Stored records:
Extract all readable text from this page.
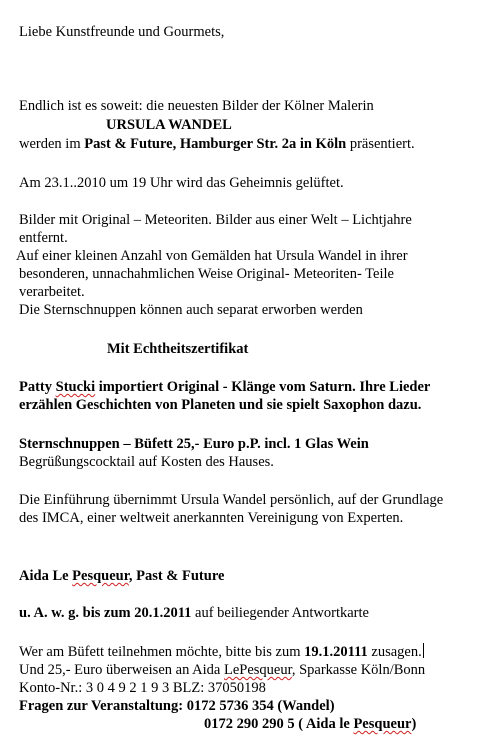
Liebe Kunstfreunde und Gourmets,
Endlich ist es soweit: die neuesten Bilder der Kölner Malerin
URSULA WANDEL
werden im Past & Future, Hamburger Str. 2a in Köln präsentiert.
Am 23.1..2010 um 19 Uhr wird das Geheimnis gelüftet.
Bilder mit Original – Meteoriten. Bilder aus einer Welt – Lichtjahre
entfernt.
Auf einer kleinen Anzahl von Gemälden hat Ursula Wandel in ihrer
besonderen, unnachahmlichen Weise Original- Meteoriten- Teile
verarbeitet.
Die Sternschnuppen können auch separat erworben werden
Mit Echtheitszertifikat
Patty Stucki importiert Original - Klänge vom Saturn. Ihre Lieder
erzählen Geschichten von Planeten und sie spielt Saxophon dazu.
Sternschnuppen – Büfett 25,- Euro p.P. incl. 1 Glas Wein
Begrüßungscocktail auf Kosten des Hauses.
Die Einführung übernimmt Ursula Wandel persönlich, auf der Grundlage
des IMCA, einer weltweit anerkannten Vereinigung von Experten.
Aida Le Pesqueur, Past & Future
u. A. w. g. bis zum 20.1.2011 auf beiliegender Antwortkarte
Wer am Büfett teilnehmen möchte, bitte bis zum 19.1.20111 zusagen.
Und 25,- Euro überweisen an Aida LePesqueur, Sparkasse Köln/Bonn
Konto-Nr.: 3 0 4 9 2 1 9 3 BLZ: 37050198
Fragen zur Veranstaltung: 0172 5736 354 (Wandel)
0172 290 290 5 ( Aida le Pesqueur)
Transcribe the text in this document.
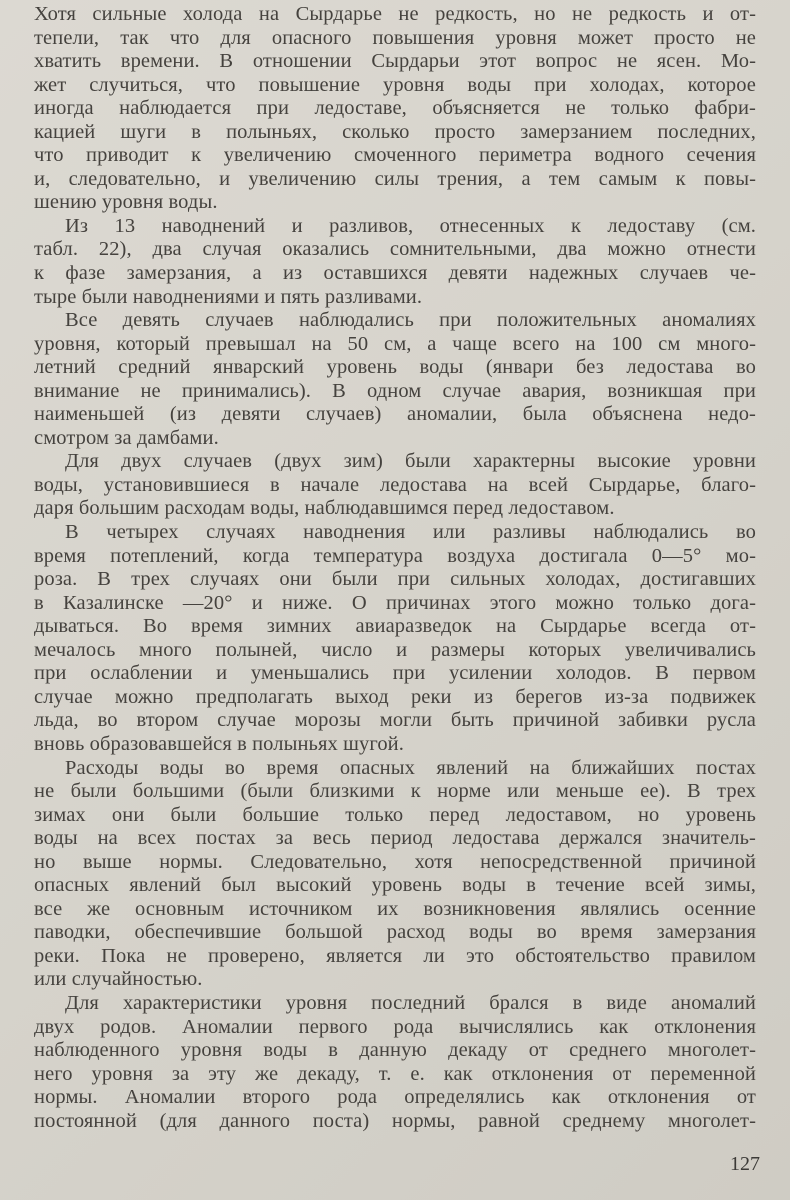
Хотя сильные холода на Сырдарье не редкость, но не редкость и от-
тепели, так что для опасного повышения уровня может просто не
хватить времени. В отношении Сырдарьи этот вопрос не ясен. Мо-
жет случиться, что повышение уровня воды при холодах, которое
иногда наблюдается при ледоставе, объясняется не только фабри-
кацией шуги в полыньях, сколько просто замерзанием последних,
что приводит к увеличению смоченного периметра водного сечения
и, следовательно, и увеличению силы трения, а тем самым к повы-
шению уровня воды.
Из 13 наводнений и разливов, отнесенных к ледоставу (см.
табл. 22), два случая оказались сомнительными, два можно отнести
к фазе замерзания, а из оставшихся девяти надежных случаев че-
тыре были наводнениями и пять разливами.
Все девять случаев наблюдались при положительных аномалиях
уровня, который превышал на 50 см, а чаще всего на 100 см много-
летний средний январский уровень воды (январи без ледостава во
внимание не принимались). В одном случае авария, возникшая при
наименьшей (из девяти случаев) аномалии, была объяснена недо-
смотром за дамбами.
Для двух случаев (двух зим) были характерны высокие уровни
воды, установившиеся в начале ледостава на всей Сырдарье, благо-
даря большим расходам воды, наблюдавшимся перед ледоставом.
В четырех случаях наводнения или разливы наблюдались во
время потеплений, когда температура воздуха достигала 0—5° мо-
роза. В трех случаях они были при сильных холодах, достигавших
в Казалинске —20° и ниже. О причинах этого можно только дога-
дываться. Во время зимних авиаразведок на Сырдарье всегда от-
мечалось много полыней, число и размеры которых увеличивались
при ослаблении и уменьшались при усилении холодов. В первом
случае можно предполагать выход реки из берегов из-за подвижек
льда, во втором случае морозы могли быть причиной забивки русла
вновь образовавшейся в полыньях шугой.
Расходы воды во время опасных явлений на ближайших постах
не были большими (были близкими к норме или меньше ее). В трех
зимах они были большие только перед ледоставом, но уровень
воды на всех постах за весь период ледостава держался значитель-
но выше нормы. Следовательно, хотя непосредственной причиной
опасных явлений был высокий уровень воды в течение всей зимы,
все же основным источником их возникновения являлись осенние
паводки, обеспечившие большой расход воды во время замерзания
реки. Пока не проверено, является ли это обстоятельство правилом
или случайностью.
Для характеристики уровня последний брался в виде аномалий
двух родов. Аномалии первого рода вычислялись как отклонения
наблюденного уровня воды в данную декаду от среднего многолет-
него уровня за эту же декаду, т. е. как отклонения от переменной
нормы. Аномалии второго рода определялись как отклонения от
постоянной (для данного поста) нормы, равной среднему многолет-
127
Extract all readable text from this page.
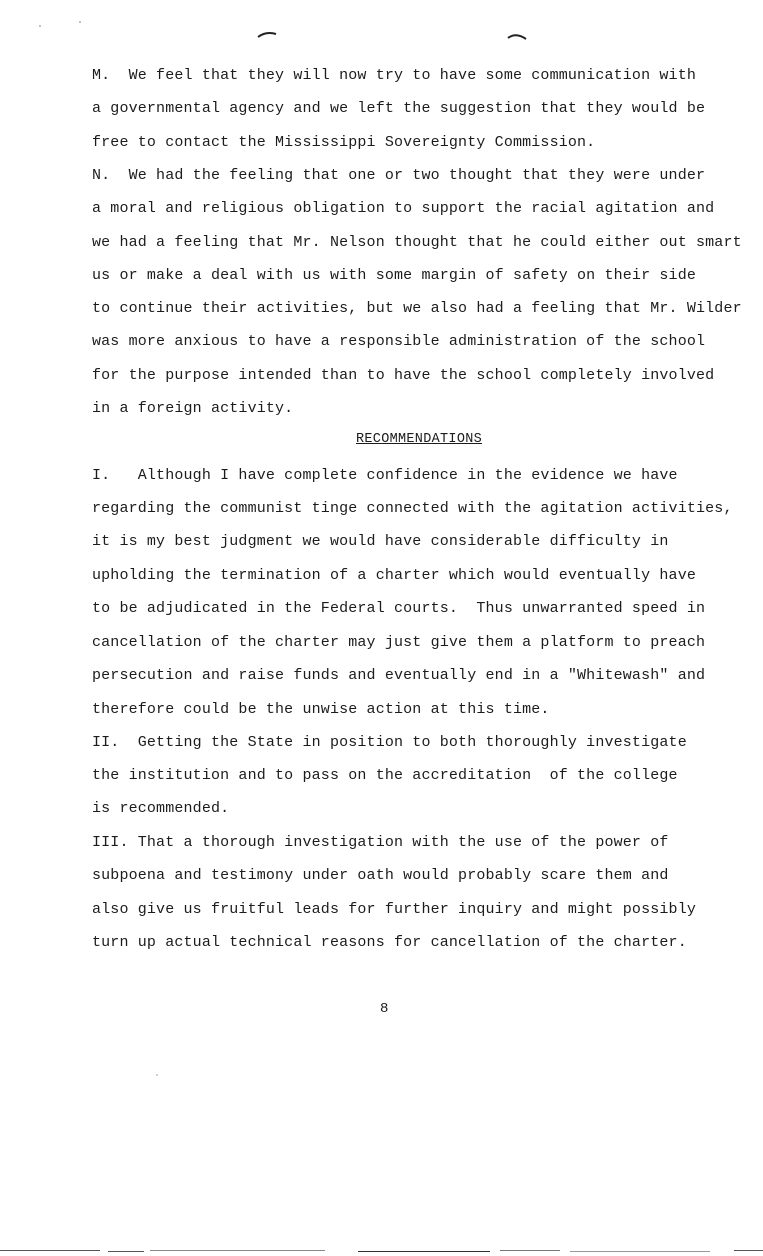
M.  We feel that they will now try to have some communication with
a governmental agency and we left the suggestion that they would be
free to contact the Mississippi Sovereignty Commission.
N.  We had the feeling that one or two thought that they were under
a moral and religious obligation to support the racial agitation and
we had a feeling that Mr. Nelson thought that he could either out smart
us or make a deal with us with some margin of safety on their side
to continue their activities, but we also had a feeling that Mr. Wilder
was more anxious to have a responsible administration of the school
for the purpose intended than to have the school completely involved
in a foreign activity.
RECOMMENDATIONS
I.   Although I have complete confidence in the evidence we have
regarding the communist tinge connected with the agitation activities,
it is my best judgment we would have considerable difficulty in
upholding the termination of a charter which would eventually have
to be adjudicated in the Federal courts.  Thus unwarranted speed in
cancellation of the charter may just give them a platform to preach
persecution and raise funds and eventually end in a "Whitewash" and
therefore could be the unwise action at this time.
II.  Getting the State in position to both thoroughly investigate
the institution and to pass on the accreditation  of the college
is recommended.
III. That a thorough investigation with the use of the power of
subpoena and testimony under oath would probably scare them and
also give us fruitful leads for further inquiry and might possibly
turn up actual technical reasons for cancellation of the charter.
8
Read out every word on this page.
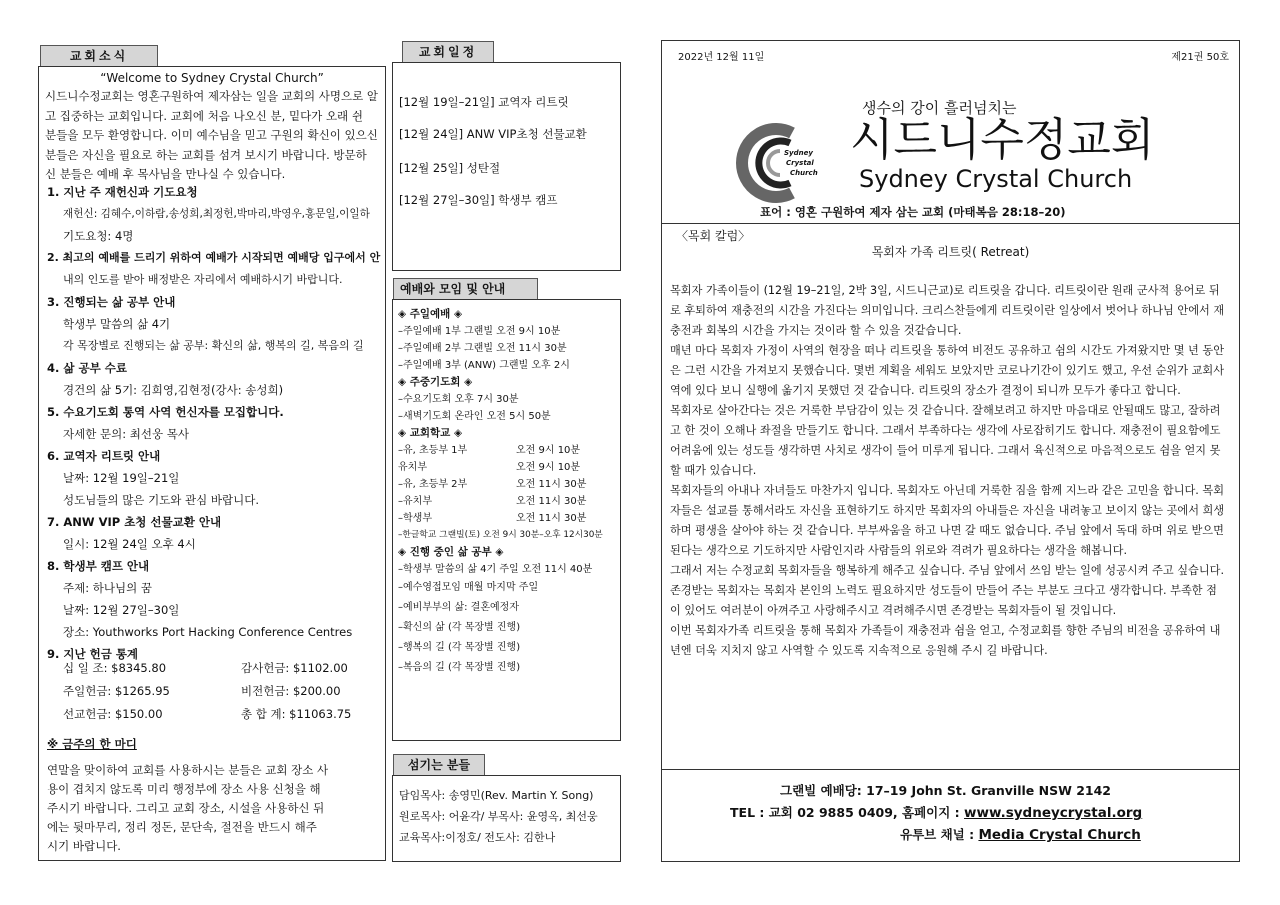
교회소식
“Welcome to Sydney Crystal Church”
시드니수정교회는 영혼구원하여 제자삼는 일을 교회의 사명으로 알
고 집중하는 교회입니다. 교회에 처음 나오신 분, 밑다가 오래 쉰
분들을 모두 환영합니다. 이미 예수님을 믿고 구원의 확신이 있으신
분들은 자신을 필요로 하는 교회를 섬겨 보시기 바랍니다. 방문하
신 분들은 예배 후 목사님을 만나실 수 있습니다.
1. 지난 주 재헌신과 기도요청
재헌신: 김혜수,이하람,송성희,최정헌,박마리,박영우,홍문일,이일하
기도요청: 4명
2. 최고의 예배를 드리기 위하여 예배가 시작되면 예배당 입구에서 안
내의 인도를 받아 배정받은 자리에서 예배하시기 바랍니다.
3. 진행되는 삶 공부 안내
학생부 말씀의 삶 4기
각 목장별로 진행되는 삶 공부: 확신의 삶, 행복의 길, 복음의 길
4. 삶 공부 수료
경건의 삶 5기: 김희영,김현정(강사: 송성희)
5. 수요기도회 통역 사역 헌신자를 모집합니다.
자세한 문의: 최선웅 목사
6. 교역자 리트릿 안내
날짜: 12월 19일–21일
성도님들의 많은 기도와 관심 바랍니다.
7. ANW VIP 초청 선물교환 안내
일시: 12월 24일 오후 4시
8. 학생부 캠프 안내
주제: 하나님의 꿈
날짜: 12월 27일–30일
장소: Youthworks Port Hacking Conference Centres
9. 지난 헌금 통계
십 일 조: $8345.80	감사헌금: $1102.00
주일헌금: $1265.95	비전헌금: $200.00
선교헌금: $150.00	총 합 계: $11063.75
※ 금주의 한 마디
연말을 맞이하여 교회를 사용하시는 분들은 교회 장소 사
용이 겹치지 않도록 미리 행정부에 장소 사용 신청을 해
주시기 바랍니다. 그리고 교회 장소, 시설을 사용하신 뒤
에는 뒷마무리, 정리 정돈, 문단속, 절전을 반드시 해주
시기 바랍니다.
교회일정
[12월 19일–21일] 교역자 리트릿
[12월 24일] ANW VIP초청 선물교환
[12월 25일] 성탄절
[12월 27일–30일] 학생부 캠프
예배와 모임 및 안내
◈ 주일예배 ◈
–주일예배 1부 그랜빌 오전 9시 10분
–주일예배 2부 그랜빌 오전 11시 30분
–주일예배 3부 (ANW) 그랜빌 오후 2시
◈ 주중기도회 ◈
–수요기도회 오후 7시 30분
–새벽기도회 온라인 오전 5시 50분
◈ 교회학교 ◈
–유, 초등부 1부	오전 9시 10분
유치부	오전 9시 10분
–유, 초등부 2부	오전 11시 30분
–유치부	오전 11시 30분
–학생부	오전 11시 30분
–한글학교 그랜빌(토) 오전 9시 30분–오후 12시30분
◈ 진행 중인 삶 공부 ◈
–학생부 말씀의 삶 4기 주일 오전 11시 40분
–예수영접모임 매월 마지막 주일
–예비부부의 삶: 결혼예정자
–확신의 삶 (각 목장별 진행)
–행복의 길 (각 목장별 진행)
–복음의 길 (각 목장별 진행)
섬기는 분들
담임목사: 송영민(Rev. Martin Y. Song)
원로목사: 어윤각/ 부목사: 윤영옥, 최선웅
교육목사:이정호/ 전도사: 김한나
2022년 12월 11일	제21권 50호
Sydney
Crystal
Church
생수의 강이 흘러넘치는
시드니수정교회
Sydney Crystal Church
표어 : 영혼 구원하여 제자 삼는 교회 (마태복음 28:18–20)
〈목회 칼럼〉
목회자 가족 리트릿( Retreat)

목회자 가족이들이 (12월 19–21일, 2박 3일, 시드니근교)로 리트릿을 갑니다. 리트릿이란 원래 군사적 용어로 뒤로 후퇴하여 재충전의 시간을 가진다는 의미입니다. 크리스찬들에게 리트릿이란 일상에서 벗어나 하나님 안에서 재충전과 회복의 시간을 가지는 것이라 할 수 있을 것같습니다.

매년 마다 목회자 가정이 사역의 현장을 떠나 리트릿을 통하여 비전도 공유하고 쉼의 시간도 가져왔지만 몇 년 동안은 그런 시간을 가져보지 못했습니다. 몇번 계획을 세워도 보았지만 코로나기간이 있기도 했고, 우선 순위가 교회사역에 있다 보니 실행에 옮기지 못했던 것 같습니다. 리트릿의 장소가 결정이 되니까 모두가 좋다고 합니다.

목회자로 살아간다는 것은 거룩한 부담감이 있는 것 같습니다. 잘해보려고 하지만 마음대로 안될때도 많고, 잘하려고 한 것이 오해나 좌절을 만들기도 합니다. 그래서 부족하다는 생각에 사로잡히기도 합니다. 재충전이 필요함에도 어려움에 있는 성도들 생각하면 사치로 생각이 들어 미루게 됩니다. 그래서 육신적으로 마음적으로도 쉼을 얻지 못할 때가 있습니다.

목회자들의 아내나 자녀들도 마찬가지 입니다. 목회자도 아닌데 거룩한 짐을 함께 지느라 같은 고민을 합니다. 목회자들은 설교를 통해서라도 자신을 표현하기도 하지만 목회자의 아내들은 자신을 내려놓고 보이지 않는 곳에서 희생하며 평생을 살아야 하는 것 같습니다. 부부싸움을 하고 나면 갈 때도 없습니다. 주님 앞에서 독대 하며 위로 받으면 된다는 생각으로 기도하지만 사람인지라 사람들의 위로와 격려가 필요하다는 생각을 해봅니다.

그래서 저는 수정교회 목회자들을 행복하게 해주고 싶습니다. 주님 앞에서 쓰임 받는 일에 성공시켜 주고 싶습니다. 존경받는 목회자는 목회자 본인의 노력도 필요하지만 성도들이 만들어 주는 부분도 크다고 생각합니다. 부족한 점이 있어도 여러분이 아껴주고 사랑해주시고 격려해주시면 존경받는 목회자들이 될 것입니다.

이번 목회자가족 리트릿을 통해 목회자 가족들이 재충전과 쉼을 얻고, 수정교회를 향한 주님의 비전을 공유하여 내년엔 더욱 지치지 않고 사역할 수 있도록 지속적으로 응원해 주시 길 바랍니다.

그랜빌 예배당: 17–19 John St. Granville NSW 2142
TEL : 교회 02 9885 0409, 홈페이지 : www.sydneycrystal.org
유투브 채널 : Media Crystal Church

◆ Aim:
Track down every line with the word "двух" and copy it.

◆ Expected answer:
Для двух случаев (двух зим) были характерны высокие уровни
двух родов. Аномалии первого рода вычислялись как отклонения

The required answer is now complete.